> Requirements: Each line that holds the word "Results" should be returned.

> Data provided:
◆ ◆ ◆ ◆ ◆ ◆ ◆

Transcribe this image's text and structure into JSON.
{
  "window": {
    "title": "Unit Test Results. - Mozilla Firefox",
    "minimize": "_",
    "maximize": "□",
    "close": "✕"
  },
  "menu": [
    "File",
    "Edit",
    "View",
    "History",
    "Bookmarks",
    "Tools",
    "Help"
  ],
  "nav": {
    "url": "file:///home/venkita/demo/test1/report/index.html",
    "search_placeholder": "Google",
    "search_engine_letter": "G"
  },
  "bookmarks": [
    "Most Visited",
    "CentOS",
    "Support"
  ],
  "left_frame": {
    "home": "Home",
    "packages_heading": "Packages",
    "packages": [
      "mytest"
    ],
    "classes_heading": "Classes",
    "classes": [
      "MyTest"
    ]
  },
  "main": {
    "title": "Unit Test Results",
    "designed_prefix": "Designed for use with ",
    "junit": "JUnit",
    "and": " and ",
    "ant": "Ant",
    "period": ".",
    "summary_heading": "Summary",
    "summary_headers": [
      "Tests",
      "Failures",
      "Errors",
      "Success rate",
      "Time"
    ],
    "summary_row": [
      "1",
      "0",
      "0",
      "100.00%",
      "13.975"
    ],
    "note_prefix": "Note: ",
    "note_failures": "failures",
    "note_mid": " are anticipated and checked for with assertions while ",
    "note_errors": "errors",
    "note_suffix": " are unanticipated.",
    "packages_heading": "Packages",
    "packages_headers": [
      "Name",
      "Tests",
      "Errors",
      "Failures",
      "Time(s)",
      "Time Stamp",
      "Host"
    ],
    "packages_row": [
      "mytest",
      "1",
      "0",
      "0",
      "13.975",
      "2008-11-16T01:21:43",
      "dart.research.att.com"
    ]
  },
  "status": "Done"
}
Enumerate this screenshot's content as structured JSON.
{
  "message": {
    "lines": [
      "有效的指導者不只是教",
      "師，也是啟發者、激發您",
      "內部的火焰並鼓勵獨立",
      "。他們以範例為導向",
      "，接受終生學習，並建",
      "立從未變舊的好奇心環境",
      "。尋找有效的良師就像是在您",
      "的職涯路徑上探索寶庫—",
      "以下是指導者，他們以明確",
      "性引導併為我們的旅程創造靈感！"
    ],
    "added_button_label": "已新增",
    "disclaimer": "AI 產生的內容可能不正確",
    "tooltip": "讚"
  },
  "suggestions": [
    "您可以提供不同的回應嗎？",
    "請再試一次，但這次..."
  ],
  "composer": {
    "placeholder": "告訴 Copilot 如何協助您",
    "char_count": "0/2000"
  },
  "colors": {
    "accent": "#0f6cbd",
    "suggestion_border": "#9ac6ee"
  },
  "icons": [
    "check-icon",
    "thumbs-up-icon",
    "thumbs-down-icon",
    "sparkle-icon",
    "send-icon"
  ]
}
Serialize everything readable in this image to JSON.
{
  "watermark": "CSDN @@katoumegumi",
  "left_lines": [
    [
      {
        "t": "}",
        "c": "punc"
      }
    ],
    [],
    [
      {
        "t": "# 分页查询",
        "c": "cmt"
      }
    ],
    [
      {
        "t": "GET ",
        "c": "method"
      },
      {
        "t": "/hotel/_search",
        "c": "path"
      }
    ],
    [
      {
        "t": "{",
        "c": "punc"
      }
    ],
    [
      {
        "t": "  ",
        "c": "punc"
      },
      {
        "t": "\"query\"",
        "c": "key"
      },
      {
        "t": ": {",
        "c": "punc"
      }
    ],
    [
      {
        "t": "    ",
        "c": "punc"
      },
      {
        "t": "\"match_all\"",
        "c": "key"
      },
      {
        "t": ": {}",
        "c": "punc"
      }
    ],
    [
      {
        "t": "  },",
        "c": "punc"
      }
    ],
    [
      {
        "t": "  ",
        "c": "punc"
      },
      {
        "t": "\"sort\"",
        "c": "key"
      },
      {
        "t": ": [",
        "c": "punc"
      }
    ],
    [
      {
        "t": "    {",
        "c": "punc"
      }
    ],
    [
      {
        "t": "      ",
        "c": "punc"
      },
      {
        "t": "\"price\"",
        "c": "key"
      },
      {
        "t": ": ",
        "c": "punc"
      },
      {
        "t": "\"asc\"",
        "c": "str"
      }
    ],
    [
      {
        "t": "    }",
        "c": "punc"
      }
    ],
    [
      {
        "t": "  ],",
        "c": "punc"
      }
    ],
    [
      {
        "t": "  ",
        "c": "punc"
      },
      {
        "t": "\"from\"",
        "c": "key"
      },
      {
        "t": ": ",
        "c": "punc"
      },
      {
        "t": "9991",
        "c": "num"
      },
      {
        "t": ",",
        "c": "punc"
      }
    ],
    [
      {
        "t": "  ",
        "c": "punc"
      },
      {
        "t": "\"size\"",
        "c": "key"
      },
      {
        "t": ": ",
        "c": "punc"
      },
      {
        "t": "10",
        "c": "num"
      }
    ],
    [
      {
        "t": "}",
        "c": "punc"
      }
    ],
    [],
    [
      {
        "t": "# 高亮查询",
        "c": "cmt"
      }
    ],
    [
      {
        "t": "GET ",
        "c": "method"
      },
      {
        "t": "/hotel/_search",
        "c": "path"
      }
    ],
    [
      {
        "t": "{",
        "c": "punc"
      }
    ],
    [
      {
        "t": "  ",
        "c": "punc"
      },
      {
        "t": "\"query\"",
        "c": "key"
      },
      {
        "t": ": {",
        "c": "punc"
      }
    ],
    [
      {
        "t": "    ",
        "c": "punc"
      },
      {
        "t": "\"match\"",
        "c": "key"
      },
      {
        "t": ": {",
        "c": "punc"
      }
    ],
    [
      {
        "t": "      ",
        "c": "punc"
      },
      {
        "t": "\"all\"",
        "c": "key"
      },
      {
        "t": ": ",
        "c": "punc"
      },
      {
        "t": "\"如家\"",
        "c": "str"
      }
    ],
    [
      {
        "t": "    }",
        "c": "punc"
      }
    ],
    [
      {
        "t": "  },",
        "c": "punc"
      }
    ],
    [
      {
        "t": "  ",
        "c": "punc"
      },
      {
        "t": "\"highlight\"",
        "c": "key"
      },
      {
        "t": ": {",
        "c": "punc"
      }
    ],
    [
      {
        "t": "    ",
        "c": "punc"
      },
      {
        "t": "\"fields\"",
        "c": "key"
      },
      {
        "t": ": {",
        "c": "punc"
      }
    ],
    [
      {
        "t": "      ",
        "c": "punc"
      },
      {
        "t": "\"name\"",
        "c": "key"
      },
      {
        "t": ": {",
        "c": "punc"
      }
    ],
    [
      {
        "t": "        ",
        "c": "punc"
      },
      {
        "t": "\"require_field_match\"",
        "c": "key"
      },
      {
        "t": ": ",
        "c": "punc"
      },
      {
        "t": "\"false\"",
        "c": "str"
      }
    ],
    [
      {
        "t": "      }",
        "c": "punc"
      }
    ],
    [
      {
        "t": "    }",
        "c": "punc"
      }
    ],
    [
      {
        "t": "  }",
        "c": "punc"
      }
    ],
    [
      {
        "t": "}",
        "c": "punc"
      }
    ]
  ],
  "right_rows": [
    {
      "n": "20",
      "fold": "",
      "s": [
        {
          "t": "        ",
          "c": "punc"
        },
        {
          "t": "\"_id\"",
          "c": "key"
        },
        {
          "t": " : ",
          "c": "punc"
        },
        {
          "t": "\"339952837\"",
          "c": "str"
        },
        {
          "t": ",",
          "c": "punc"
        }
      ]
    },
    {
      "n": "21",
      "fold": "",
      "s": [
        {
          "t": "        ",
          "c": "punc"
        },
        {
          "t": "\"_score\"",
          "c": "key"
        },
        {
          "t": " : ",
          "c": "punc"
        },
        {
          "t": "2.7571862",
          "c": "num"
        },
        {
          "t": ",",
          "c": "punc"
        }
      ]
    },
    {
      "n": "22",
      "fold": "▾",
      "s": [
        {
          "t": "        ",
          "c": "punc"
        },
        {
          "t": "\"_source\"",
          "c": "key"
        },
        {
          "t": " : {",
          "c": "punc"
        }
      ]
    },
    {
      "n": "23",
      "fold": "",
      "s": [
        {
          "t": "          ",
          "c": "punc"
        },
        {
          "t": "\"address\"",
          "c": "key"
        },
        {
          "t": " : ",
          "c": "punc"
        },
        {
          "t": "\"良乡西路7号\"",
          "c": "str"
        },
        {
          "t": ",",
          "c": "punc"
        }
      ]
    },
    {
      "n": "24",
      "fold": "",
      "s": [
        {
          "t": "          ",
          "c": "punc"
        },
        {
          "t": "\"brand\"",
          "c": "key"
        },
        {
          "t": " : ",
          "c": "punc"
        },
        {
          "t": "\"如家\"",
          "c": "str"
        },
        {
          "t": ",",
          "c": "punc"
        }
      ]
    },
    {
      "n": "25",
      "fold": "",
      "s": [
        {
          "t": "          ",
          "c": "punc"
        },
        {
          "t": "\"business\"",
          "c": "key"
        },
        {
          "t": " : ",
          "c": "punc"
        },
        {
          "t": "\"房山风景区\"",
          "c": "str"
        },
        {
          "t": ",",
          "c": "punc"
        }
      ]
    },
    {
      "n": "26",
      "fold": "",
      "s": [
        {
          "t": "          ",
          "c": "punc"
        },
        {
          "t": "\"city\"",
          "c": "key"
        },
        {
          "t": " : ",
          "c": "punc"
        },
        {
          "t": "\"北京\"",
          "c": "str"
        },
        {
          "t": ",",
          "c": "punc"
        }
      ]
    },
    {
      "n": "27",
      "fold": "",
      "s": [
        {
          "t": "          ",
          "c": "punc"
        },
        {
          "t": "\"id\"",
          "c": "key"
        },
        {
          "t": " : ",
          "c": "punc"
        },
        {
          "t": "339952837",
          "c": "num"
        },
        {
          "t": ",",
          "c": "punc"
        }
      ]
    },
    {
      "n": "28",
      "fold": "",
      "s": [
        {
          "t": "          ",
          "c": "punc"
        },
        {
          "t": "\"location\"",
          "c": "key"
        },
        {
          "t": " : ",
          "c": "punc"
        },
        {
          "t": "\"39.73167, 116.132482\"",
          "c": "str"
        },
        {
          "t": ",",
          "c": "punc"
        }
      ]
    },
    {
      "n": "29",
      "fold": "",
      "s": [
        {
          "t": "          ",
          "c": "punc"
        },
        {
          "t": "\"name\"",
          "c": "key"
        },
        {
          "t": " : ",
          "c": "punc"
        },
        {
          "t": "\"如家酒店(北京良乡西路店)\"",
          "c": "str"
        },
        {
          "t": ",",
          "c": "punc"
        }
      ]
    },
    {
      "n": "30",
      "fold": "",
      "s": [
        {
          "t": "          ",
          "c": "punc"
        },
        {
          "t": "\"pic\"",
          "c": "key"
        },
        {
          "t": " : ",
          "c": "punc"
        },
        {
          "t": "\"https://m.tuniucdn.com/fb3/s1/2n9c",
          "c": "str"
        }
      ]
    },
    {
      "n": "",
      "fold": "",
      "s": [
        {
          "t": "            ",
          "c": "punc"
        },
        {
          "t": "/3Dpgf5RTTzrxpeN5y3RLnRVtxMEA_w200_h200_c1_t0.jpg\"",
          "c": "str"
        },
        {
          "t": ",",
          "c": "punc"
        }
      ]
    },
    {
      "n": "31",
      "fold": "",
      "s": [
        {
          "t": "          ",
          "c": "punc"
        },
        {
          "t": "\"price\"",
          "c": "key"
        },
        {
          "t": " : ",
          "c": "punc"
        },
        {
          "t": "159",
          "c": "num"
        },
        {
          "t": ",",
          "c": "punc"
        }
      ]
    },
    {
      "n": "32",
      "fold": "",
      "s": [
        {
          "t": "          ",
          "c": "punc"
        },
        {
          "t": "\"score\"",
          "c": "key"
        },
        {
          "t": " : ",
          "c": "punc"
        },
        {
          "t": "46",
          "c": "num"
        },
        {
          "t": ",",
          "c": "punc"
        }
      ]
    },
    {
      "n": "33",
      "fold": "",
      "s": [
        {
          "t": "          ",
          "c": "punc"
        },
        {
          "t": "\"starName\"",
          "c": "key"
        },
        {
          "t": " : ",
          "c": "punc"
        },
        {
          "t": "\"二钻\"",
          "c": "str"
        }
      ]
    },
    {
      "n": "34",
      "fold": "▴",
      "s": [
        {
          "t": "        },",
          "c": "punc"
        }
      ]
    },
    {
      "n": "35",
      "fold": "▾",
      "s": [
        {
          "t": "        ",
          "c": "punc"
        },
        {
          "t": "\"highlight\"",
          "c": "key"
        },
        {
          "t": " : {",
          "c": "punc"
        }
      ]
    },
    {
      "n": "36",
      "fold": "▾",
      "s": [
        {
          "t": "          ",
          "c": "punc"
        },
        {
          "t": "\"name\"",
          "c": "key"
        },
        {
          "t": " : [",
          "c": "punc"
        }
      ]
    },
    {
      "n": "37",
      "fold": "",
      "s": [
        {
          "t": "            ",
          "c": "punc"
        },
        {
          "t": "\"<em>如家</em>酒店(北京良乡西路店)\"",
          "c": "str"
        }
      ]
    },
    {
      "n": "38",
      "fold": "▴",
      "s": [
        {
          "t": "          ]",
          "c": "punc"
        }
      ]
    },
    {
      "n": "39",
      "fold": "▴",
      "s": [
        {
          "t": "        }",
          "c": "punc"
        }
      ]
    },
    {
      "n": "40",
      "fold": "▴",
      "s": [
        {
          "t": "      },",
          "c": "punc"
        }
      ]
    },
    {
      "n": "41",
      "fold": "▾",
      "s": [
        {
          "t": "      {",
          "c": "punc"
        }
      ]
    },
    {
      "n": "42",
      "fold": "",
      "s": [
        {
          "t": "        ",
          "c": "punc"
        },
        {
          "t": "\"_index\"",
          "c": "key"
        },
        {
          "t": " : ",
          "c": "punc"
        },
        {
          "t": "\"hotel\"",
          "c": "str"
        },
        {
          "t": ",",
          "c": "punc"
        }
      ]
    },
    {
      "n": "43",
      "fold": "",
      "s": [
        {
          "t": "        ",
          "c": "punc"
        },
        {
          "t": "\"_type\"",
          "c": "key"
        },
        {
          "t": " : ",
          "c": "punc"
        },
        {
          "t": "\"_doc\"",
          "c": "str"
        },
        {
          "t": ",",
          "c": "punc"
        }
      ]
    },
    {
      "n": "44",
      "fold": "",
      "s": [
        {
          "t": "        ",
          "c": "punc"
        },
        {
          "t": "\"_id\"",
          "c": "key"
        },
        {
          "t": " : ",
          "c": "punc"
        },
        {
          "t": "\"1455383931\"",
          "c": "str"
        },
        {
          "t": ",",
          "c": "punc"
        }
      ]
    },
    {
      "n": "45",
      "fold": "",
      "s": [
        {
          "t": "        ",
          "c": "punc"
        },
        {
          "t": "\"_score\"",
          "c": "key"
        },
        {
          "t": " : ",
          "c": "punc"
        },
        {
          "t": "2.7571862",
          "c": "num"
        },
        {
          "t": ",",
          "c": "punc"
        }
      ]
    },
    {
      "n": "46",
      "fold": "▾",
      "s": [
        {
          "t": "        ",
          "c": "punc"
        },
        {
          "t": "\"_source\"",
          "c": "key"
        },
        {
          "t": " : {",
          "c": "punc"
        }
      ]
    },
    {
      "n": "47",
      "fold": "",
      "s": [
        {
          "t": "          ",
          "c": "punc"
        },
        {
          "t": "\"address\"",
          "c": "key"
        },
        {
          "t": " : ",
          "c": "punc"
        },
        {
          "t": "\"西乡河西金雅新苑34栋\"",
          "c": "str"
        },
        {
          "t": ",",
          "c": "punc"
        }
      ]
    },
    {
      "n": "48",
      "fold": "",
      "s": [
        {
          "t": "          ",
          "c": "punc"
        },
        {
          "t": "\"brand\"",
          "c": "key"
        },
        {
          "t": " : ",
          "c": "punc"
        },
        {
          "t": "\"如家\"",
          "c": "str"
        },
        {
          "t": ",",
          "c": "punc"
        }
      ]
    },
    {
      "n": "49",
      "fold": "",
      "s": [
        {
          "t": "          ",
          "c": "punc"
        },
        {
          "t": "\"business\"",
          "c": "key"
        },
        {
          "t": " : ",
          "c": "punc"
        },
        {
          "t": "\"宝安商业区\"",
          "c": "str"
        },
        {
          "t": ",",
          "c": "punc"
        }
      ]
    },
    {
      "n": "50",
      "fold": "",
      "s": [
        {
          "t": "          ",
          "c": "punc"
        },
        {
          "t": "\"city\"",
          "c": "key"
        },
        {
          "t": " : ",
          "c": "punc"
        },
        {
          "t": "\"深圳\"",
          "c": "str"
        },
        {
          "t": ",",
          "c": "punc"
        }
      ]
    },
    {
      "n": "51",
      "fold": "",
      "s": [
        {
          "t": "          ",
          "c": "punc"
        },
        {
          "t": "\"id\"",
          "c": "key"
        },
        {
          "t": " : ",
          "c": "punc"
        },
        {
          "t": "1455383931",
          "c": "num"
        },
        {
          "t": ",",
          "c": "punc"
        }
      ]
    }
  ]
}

◆ ◆ ◆ ◆ ◆ ◆ ◆

> Answer to this exercise:
    "title": "Unit Test Results. - Mozilla Firefox",
    "title": "Unit Test Results",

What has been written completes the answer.